Stated exercise:
Are you able to retype all the records below exactly?

Recorded data:
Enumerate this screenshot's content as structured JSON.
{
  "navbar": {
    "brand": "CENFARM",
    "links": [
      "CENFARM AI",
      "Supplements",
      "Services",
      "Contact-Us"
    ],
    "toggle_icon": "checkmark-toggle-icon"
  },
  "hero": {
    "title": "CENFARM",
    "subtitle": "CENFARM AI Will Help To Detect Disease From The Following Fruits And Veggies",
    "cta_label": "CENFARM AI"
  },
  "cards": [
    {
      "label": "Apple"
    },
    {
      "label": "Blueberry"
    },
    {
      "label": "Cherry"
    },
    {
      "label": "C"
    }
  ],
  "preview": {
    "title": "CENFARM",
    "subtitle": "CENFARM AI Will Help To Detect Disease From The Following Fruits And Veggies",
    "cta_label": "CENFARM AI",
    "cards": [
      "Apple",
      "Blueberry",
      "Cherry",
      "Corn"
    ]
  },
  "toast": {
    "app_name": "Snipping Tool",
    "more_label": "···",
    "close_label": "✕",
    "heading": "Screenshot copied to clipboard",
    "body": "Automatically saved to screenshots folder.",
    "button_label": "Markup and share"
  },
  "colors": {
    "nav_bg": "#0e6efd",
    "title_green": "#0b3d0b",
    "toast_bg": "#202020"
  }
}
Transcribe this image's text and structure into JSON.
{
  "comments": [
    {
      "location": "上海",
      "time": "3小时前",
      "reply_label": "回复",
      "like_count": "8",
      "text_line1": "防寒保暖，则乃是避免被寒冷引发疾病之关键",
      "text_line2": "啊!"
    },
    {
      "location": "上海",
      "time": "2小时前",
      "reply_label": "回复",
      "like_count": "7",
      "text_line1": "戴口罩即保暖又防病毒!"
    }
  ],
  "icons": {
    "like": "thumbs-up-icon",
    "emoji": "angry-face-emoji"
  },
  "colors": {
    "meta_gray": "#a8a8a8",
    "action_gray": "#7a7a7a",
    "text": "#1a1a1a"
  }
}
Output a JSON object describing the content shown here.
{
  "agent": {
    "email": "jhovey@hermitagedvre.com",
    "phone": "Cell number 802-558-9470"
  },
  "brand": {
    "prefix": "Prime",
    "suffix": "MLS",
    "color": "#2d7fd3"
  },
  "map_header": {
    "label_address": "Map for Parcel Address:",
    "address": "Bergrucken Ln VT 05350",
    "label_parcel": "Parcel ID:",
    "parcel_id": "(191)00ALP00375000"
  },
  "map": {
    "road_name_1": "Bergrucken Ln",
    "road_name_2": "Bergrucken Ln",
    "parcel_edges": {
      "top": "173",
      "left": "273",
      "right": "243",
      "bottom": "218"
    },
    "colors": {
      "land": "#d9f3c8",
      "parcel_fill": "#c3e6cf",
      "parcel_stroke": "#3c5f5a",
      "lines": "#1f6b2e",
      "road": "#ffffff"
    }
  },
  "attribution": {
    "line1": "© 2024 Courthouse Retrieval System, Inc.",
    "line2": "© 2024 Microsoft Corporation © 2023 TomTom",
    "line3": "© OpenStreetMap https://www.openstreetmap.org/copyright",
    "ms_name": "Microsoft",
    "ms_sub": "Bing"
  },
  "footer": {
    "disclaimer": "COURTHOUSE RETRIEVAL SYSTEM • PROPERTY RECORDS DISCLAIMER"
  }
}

Response to this exercise:
Enumerate this screenshot's content as structured JSON.
{
  "navbar": {
    "brand": "CENFARM",
    "links": [
      "CENFARM AI",
      "Supplements",
      "Services",
      "Contact-Us"
    ],
    "toggle_icon": "checkmark-toggle-icon"
  },
  "hero": {
    "title": "CENFARM",
    "subtitle": "CENFARM AI Will Help To Detect Disease From The Following Fruits And Veggies",
    "cta_label": "CENFARM AI"
  },
  "cards": [
    {
      "label": "Apple"
    },
    {
      "label": "Blueberry"
    },
    {
      "label": "Cherry"
    },
    {
      "label": "C"
    }
  ],
  "preview": {
    "title": "CENFARM",
    "subtitle": "CENFARM AI Will Help To Detect Disease From The Following Fruits And Veggies",
    "cta_label": "CENFARM AI",
    "cards": [
      "Apple",
      "Blueberry",
      "Cherry",
      "Corn"
    ]
  },
  "toast": {
    "app_name": "Snipping Tool",
    "more_label": "···",
    "close_label": "✕",
    "heading": "Screenshot copied to clipboard",
    "body": "Automatically saved to screenshots folder.",
    "button_label": "Markup and share"
  },
  "colors": {
    "nav_bg": "#0e6efd",
    "title_green": "#0b3d0b",
    "toast_bg": "#202020"
  }
}
Transcribe this image's text and structure into JSON.
{
  "comments": [
    {
      "location": "上海",
      "time": "3小时前",
      "reply_label": "回复",
      "like_count": "8",
      "text_line1": "防寒保暖，则乃是避免被寒冷引发疾病之关键",
      "text_line2": "啊!"
    },
    {
      "location": "上海",
      "time": "2小时前",
      "reply_label": "回复",
      "like_count": "7",
      "text_line1": "戴口罩即保暖又防病毒!"
    }
  ],
  "icons": {
    "like": "thumbs-up-icon",
    "emoji": "angry-face-emoji"
  },
  "colors": {
    "meta_gray": "#a8a8a8",
    "action_gray": "#7a7a7a",
    "text": "#1a1a1a"
  }
}
Output a JSON object describing the content shown here.
{
  "agent": {
    "email": "jhovey@hermitagedvre.com",
    "phone": "Cell number 802-558-9470"
  },
  "brand": {
    "prefix": "Prime",
    "suffix": "MLS",
    "color": "#2d7fd3"
  },
  "map_header": {
    "label_address": "Map for Parcel Address:",
    "address": "Bergrucken Ln VT 05350",
    "label_parcel": "Parcel ID:",
    "parcel_id": "(191)00ALP00375000"
  },
  "map": {
    "road_name_1": "Bergrucken Ln",
    "road_name_2": "Bergrucken Ln",
    "parcel_edges": {
      "top": "173",
      "left": "273",
      "right": "243",
      "bottom": "218"
    },
    "colors": {
      "land": "#d9f3c8",
      "parcel_fill": "#c3e6cf",
      "parcel_stroke": "#3c5f5a",
      "lines": "#1f6b2e",
      "road": "#ffffff"
    }
  },
  "attribution": {
    "line1": "© 2024 Courthouse Retrieval System, Inc.",
    "line2": "© 2024 Microsoft Corporation © 2023 TomTom",
    "line3": "© OpenStreetMap https://www.openstreetmap.org/copyright",
    "ms_name": "Microsoft",
    "ms_sub": "Bing"
  },
  "footer": {
    "disclaimer": "COURTHOUSE RETRIEVAL SYSTEM • PROPERTY RECORDS DISCLAIMER"
  }
}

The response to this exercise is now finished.